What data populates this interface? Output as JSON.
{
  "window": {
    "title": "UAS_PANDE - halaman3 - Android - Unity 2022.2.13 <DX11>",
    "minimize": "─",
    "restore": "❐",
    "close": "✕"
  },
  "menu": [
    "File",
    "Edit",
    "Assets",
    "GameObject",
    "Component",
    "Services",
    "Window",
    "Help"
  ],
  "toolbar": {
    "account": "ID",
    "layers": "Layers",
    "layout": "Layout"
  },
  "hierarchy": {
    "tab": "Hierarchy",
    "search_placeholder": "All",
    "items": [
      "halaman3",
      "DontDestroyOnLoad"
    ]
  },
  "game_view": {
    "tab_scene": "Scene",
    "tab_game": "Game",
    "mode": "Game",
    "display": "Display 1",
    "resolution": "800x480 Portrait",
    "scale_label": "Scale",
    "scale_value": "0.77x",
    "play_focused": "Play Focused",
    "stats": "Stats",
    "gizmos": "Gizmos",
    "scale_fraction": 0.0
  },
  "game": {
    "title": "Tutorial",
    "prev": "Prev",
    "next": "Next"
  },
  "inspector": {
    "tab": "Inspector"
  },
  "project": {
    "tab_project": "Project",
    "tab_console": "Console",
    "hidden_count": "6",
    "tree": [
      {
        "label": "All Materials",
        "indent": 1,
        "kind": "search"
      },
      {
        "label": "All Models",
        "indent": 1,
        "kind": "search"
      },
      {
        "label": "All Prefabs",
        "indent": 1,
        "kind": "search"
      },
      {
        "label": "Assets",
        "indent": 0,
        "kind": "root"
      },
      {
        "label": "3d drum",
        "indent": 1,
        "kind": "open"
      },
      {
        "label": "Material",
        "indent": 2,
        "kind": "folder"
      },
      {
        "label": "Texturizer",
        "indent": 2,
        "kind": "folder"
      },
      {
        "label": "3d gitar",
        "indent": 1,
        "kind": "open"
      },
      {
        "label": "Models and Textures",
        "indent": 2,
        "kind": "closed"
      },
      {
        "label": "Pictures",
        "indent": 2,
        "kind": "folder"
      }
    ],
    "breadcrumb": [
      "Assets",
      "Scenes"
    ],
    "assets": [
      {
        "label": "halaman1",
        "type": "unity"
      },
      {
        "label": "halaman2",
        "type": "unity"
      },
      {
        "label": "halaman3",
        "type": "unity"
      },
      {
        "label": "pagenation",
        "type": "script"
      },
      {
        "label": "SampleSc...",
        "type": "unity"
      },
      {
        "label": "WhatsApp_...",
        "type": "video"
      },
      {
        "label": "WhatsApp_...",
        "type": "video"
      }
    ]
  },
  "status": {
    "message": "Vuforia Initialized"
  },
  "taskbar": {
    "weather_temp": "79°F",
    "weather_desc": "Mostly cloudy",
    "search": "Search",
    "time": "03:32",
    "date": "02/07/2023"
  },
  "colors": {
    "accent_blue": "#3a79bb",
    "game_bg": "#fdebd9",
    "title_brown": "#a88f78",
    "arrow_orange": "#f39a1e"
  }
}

++++++++++++++++++++

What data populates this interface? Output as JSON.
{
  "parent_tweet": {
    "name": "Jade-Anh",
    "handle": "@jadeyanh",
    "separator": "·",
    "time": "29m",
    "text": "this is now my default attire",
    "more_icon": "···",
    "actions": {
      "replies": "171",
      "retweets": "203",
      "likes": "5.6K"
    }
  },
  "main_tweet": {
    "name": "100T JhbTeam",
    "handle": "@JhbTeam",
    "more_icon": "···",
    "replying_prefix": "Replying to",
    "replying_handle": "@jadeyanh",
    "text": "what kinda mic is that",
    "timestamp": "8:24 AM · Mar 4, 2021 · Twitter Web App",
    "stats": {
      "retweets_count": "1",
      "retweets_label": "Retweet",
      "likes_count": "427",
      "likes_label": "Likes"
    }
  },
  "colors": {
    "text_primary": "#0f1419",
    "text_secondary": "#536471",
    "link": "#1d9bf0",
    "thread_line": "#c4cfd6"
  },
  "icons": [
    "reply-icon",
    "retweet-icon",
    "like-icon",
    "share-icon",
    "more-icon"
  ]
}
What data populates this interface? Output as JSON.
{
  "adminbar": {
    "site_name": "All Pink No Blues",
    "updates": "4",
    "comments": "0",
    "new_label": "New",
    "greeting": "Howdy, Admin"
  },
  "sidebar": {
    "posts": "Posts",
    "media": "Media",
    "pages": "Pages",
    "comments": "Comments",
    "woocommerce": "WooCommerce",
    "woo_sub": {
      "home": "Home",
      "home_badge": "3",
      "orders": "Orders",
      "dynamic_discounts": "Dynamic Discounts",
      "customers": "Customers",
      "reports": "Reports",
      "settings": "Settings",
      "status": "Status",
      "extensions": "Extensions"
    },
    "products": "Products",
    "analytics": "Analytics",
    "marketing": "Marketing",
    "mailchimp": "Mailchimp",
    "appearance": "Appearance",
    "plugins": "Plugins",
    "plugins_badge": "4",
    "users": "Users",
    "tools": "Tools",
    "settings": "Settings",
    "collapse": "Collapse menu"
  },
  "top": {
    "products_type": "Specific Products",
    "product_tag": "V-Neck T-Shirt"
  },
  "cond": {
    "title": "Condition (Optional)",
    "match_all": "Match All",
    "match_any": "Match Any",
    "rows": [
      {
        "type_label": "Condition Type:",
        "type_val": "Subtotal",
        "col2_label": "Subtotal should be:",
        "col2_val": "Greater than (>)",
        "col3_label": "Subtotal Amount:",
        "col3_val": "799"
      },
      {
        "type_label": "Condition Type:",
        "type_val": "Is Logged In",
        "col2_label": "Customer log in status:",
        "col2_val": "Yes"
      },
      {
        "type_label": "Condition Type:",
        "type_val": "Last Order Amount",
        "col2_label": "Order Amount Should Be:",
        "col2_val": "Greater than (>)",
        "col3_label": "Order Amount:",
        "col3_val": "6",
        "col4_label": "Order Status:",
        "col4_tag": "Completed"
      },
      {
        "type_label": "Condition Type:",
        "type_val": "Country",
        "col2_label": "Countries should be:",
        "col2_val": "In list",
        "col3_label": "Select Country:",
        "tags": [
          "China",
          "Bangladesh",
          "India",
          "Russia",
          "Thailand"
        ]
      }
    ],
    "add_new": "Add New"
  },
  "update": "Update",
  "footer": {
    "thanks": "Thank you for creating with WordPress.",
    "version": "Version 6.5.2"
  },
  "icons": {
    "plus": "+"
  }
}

++++++++++++++++++++

▶ _Goal of the exercise_
Filter the records above for "jadeyanh" and copy every matching line.

▶ _Expected answer_
    "handle": "@jadeyanh",
    "replying_handle": "@jadeyanh",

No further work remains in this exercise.